> **Tekst wyroku**:
IV U 900/14 - wyrok z uzasadnieniem Sąd Rejonowy w Olsztynie z 2015-07-17
Sygn. akt IV U 900/14
WYROK
W IMIENIU RZECZYPOSPOLITEJ POLSKIEJ
Dnia 17 lipca 2015 r.
Sąd Rejonowy w Olsztynie, IV Wydział Pracy i Ubezpieczeń Społecznych
w składzie:
|
Przewodniczący: |
SSR Barbara Kokoryn |
|
Protokolant: |
st. sekr. sądowy Joanna Racis |
po rozpoznaniu w dniu 17 lipca 2015 r., w O.
sprawy Z. P.
przeciwko Zakładowi Ubezpieczeń Społecznych, Oddział w O.
o zasiłek chorobowy z ubezpieczenia wypadkowego
na skutek odwołania Z. P.
od decyzji Zakładu Ubezpieczeń Społecznych, Oddział w O.
z dnia 30 września 2014r. nr (...)
oddala odwołanie
Sygn. akt IV U 900/14
UZASADNIENIE
Zakład Ubezpieczeń Społecznych, Oddział w O. decyzją z dnia 30 września 2014 roku znak: (...) – na podstawie art. 17 ust. 1 ustawy z dnia 25 czerwca 1999r. o świadczeniach pieniężnych z ubezpieczenia społecznego w razie choroby i macierzyństwa – odmówił Z. P. prawa do zasiłku chorobowego za okres: od dnia 04.06.2014r. przyznania zasiłku chorobowego z ubezpieczenia wypadkowego z ustawy z dnia 30.10.2002r. o ubezpieczeniu społecznym z tytułu wypadków przy pracy i chorób zawodowych (Dz. U Nr 199, poz. 1673 ze zm.). W uzasadnieniu wskazano, że zasiłek nie może być wypłacony z powodu tego, że wyłączną przyczyną wypadku było naruszenie przez ubezpieczonego przepisów dotyczących ochrony życia i zdrowia.
W uzasadnieniu decyzji ZUS O/O. wskazał, że Z. P. poruszał się z prędkością znacznie przekraczającą administracyjną prędkość wyznaczoną na pokonywanym odcinku drogi.

> **Polecenia**:
1. Przełóż na język angielski zdanie z wyroku: "W uzasadnieniu wskazano, że zasiłek nie może być wypłacony z powodu tego, że wyłączną przyczyną wypadku było naruszenie przez ubezpieczonego przepisów dotyczących ochrony życia i zdrowia."
2. Odpowiedz na podstawie wyroku:
(a) Kto przewodniczył składowi sądu?
(b) Z jakiego dnia pochodzi decyzja Zakładu Ubezpieczeń Społecznych, od której wniesiono odwołanie?
(c) Jak sąd rozstrzygnął w sprawie odwołania?
3. Przepisz fragment wyroku od słów "Sąd Rejonowy w Olsztynie, IV" aż do słów "sprawy Z. P." włącznie, zamieniając "Protokolant" na "Sekretarz".
Opieraj się wyłącznie na tekście wyroku.

> **Wyodrębnione wiersze**:
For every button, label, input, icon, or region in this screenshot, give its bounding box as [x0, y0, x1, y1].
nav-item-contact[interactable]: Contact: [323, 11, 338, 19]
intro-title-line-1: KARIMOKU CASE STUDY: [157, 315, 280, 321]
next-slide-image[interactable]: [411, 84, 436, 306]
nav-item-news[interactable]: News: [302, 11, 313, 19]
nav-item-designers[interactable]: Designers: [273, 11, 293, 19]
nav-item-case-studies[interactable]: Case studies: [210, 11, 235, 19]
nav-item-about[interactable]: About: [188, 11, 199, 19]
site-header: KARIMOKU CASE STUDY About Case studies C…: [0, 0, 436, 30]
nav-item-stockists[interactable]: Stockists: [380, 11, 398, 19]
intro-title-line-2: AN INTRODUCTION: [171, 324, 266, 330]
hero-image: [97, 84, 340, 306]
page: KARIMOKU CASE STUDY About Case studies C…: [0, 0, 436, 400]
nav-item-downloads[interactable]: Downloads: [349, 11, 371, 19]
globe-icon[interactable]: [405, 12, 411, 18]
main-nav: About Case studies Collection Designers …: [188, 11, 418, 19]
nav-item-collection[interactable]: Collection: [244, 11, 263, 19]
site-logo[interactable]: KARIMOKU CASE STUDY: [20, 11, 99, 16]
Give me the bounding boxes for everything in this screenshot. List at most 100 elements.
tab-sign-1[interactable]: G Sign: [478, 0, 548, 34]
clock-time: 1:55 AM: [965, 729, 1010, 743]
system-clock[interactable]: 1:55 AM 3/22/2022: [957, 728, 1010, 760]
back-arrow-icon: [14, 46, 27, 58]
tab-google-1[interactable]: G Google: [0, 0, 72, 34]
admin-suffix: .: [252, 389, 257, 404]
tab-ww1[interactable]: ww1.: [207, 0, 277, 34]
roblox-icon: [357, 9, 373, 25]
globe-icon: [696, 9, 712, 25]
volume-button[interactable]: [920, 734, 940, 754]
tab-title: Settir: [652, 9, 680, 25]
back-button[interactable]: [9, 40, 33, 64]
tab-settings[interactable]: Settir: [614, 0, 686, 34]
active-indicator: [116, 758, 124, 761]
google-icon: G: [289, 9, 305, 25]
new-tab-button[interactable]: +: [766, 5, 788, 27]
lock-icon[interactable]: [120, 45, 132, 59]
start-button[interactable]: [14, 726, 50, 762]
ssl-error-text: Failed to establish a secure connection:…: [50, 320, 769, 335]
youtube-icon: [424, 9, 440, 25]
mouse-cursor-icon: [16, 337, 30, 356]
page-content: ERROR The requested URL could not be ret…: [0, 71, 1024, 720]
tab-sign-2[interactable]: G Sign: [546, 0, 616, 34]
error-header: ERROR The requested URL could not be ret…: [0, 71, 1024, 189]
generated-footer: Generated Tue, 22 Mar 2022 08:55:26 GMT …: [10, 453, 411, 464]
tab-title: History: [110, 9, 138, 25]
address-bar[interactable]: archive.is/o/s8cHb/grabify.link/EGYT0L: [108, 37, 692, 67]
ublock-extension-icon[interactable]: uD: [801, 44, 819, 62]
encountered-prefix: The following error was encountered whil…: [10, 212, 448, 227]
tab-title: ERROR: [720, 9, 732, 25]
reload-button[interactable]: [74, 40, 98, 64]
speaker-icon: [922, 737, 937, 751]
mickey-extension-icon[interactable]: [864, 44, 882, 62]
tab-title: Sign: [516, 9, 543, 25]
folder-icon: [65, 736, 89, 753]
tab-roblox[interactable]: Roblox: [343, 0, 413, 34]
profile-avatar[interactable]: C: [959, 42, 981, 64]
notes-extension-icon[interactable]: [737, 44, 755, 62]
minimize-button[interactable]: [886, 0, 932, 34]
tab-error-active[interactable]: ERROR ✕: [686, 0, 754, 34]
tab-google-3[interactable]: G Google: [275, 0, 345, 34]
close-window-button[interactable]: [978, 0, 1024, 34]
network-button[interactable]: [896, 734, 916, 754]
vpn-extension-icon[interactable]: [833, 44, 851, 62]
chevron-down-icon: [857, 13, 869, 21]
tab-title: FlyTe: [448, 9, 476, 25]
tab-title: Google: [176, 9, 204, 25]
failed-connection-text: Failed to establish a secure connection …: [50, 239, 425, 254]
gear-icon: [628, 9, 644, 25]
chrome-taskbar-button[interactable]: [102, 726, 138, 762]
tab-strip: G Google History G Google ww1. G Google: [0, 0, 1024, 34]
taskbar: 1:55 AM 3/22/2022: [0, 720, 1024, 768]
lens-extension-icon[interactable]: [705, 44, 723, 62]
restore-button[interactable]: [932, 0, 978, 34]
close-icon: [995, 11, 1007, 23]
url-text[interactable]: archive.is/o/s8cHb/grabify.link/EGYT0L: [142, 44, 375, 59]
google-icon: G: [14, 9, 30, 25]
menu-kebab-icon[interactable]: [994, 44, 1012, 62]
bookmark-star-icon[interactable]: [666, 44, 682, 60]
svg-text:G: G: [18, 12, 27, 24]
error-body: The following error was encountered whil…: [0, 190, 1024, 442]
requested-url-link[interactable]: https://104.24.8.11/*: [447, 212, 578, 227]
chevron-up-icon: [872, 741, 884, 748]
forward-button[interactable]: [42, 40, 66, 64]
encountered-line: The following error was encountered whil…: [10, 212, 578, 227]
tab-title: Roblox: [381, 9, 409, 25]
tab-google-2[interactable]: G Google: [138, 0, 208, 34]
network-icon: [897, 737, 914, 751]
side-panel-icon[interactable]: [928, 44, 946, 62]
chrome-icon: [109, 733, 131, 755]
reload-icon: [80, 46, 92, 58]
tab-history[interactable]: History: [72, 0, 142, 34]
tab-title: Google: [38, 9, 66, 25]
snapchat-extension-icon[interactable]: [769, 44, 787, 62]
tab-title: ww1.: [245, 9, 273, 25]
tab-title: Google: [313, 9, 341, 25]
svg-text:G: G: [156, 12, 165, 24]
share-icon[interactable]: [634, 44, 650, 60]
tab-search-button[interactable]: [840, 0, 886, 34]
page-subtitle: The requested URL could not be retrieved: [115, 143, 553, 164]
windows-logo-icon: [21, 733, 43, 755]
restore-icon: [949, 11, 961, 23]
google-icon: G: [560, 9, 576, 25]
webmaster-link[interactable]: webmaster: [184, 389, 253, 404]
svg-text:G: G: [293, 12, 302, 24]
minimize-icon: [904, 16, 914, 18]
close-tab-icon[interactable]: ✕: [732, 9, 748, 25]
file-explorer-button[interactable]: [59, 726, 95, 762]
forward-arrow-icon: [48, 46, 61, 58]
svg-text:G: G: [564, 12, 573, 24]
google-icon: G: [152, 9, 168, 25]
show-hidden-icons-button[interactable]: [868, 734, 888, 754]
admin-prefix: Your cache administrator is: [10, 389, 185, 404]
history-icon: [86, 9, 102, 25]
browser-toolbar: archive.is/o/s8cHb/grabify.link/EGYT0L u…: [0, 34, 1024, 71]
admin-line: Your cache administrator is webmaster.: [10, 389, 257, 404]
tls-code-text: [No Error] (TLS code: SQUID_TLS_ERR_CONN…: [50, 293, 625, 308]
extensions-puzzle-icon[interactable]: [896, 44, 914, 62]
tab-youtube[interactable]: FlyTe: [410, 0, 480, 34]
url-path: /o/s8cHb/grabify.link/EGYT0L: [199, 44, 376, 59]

> **Rozwiązania zadań**:
1. The statement of reasons indicated that the benefit could not be paid because the sole cause of the accident was the insured person's violation of regulations concerning the protection of life and health.

2.
(a) SSR Barbara Kokoryn.
(b) Z dnia 30 września 2014 r.
(c) Sąd oddalił odwołanie.

3.
Sąd Rejonowy w Olsztynie, IV Wydział Pracy i Ubezpieczeń Społecznych
w składzie:
|
Przewodniczący: |
SSR Barbara Kokoryn |
|
Sekretarz: |
st. sekr. sądowy Joanna Racis |
po rozpoznaniu w dniu 17 lipca 2015 r., w O.
sprawy Z. P.